■ Input material ■
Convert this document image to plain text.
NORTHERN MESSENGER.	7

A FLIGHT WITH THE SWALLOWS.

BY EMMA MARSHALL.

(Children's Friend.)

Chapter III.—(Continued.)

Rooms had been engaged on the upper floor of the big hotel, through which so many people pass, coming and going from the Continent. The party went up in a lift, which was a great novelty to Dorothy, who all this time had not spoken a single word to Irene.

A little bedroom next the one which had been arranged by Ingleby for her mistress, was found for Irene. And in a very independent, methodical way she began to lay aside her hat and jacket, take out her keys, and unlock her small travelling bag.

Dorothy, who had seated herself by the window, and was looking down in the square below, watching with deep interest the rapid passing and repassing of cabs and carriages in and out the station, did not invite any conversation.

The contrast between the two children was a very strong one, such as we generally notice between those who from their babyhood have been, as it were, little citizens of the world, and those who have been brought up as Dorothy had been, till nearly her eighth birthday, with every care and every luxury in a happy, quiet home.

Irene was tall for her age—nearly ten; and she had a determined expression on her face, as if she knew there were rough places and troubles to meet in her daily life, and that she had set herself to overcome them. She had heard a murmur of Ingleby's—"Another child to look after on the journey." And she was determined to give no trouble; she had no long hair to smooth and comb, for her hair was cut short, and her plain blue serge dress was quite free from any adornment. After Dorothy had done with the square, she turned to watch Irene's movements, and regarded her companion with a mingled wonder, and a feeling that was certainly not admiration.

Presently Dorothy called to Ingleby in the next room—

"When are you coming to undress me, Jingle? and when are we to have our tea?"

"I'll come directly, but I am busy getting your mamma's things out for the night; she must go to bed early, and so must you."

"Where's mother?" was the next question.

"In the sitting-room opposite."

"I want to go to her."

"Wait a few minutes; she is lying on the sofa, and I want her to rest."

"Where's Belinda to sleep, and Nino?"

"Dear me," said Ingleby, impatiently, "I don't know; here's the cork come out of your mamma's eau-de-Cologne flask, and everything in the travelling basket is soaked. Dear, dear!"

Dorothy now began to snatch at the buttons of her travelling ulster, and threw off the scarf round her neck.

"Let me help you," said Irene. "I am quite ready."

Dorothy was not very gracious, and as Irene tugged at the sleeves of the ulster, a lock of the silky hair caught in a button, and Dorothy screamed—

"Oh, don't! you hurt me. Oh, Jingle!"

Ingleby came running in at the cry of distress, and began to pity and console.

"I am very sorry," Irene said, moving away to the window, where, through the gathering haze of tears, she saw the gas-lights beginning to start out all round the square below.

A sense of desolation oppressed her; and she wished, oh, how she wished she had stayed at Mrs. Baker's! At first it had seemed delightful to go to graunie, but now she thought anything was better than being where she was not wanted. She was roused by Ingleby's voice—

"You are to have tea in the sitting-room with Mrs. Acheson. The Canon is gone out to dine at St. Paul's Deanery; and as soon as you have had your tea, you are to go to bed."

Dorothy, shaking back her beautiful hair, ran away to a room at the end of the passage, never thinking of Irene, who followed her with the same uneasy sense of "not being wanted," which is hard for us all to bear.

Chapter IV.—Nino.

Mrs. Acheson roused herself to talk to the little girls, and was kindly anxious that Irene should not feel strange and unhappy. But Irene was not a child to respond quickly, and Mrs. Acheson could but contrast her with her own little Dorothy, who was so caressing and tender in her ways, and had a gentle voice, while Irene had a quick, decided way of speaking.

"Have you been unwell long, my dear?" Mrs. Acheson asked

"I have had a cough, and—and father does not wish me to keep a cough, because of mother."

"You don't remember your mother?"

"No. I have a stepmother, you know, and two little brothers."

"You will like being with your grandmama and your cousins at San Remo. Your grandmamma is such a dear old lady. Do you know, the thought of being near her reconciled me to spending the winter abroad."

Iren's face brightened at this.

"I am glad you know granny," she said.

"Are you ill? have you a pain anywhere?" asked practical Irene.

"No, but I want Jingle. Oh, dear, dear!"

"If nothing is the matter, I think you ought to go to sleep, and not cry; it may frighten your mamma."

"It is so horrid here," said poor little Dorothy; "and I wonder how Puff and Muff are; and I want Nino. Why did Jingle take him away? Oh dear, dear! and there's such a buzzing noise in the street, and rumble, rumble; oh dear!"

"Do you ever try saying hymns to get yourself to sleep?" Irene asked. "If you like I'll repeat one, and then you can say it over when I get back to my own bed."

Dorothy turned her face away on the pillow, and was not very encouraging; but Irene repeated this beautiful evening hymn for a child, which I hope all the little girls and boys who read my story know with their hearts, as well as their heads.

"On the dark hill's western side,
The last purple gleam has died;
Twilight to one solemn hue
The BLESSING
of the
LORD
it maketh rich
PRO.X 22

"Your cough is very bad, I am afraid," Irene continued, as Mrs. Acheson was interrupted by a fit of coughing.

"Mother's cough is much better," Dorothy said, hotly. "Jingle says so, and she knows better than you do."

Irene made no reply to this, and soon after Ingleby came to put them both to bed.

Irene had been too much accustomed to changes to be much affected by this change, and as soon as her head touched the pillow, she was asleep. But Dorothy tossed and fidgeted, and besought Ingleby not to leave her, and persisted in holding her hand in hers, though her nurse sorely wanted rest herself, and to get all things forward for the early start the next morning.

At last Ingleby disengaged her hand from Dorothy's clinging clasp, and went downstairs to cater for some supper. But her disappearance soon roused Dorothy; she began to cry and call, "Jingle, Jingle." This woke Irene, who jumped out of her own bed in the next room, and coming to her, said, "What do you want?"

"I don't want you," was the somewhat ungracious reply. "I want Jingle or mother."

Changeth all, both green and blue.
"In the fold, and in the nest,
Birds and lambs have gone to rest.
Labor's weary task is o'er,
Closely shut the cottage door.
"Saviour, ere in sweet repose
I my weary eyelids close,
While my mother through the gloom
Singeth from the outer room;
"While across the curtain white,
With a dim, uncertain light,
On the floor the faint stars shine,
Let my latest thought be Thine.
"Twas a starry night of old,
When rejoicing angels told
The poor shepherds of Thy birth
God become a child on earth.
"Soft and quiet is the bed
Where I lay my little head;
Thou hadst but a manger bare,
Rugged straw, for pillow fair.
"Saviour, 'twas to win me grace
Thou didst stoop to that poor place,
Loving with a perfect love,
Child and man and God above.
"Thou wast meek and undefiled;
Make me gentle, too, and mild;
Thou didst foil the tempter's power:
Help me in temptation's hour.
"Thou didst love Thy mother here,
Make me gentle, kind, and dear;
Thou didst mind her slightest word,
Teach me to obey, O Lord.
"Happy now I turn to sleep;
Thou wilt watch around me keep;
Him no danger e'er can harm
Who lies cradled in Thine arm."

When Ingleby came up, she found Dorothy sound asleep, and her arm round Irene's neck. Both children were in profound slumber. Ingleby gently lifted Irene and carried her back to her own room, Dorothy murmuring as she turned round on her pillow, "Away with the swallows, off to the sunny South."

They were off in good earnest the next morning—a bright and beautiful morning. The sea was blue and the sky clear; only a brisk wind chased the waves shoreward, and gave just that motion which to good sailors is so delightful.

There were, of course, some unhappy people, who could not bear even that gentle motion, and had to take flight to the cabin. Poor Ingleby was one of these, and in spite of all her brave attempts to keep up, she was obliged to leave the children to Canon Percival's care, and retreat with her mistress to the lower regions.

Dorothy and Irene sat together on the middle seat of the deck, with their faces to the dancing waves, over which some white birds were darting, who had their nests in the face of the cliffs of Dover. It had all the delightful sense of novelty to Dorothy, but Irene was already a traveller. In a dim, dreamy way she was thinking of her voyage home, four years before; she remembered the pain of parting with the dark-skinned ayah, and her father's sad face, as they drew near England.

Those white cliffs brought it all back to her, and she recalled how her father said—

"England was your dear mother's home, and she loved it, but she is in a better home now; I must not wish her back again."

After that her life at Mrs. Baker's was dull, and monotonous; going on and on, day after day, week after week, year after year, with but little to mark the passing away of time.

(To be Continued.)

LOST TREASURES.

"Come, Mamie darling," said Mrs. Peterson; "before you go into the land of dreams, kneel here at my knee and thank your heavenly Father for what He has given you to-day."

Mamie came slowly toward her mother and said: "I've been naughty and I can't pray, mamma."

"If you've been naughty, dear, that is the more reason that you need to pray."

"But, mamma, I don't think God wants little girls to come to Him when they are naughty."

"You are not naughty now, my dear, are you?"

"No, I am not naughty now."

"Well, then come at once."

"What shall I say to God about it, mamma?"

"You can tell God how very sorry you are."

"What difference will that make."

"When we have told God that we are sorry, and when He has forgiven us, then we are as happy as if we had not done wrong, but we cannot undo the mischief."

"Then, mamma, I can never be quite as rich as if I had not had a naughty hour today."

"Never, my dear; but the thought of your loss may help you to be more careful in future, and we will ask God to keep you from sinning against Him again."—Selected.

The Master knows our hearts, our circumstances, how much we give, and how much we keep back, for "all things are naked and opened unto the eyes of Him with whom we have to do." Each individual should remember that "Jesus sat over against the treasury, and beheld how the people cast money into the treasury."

■ Given instruction ■
Pull out all lines of the data with the string "rich".

■ Solution ■
it maketh rich
"Then, mamma, I can never be quite as rich as if I had not had a naughty hour today."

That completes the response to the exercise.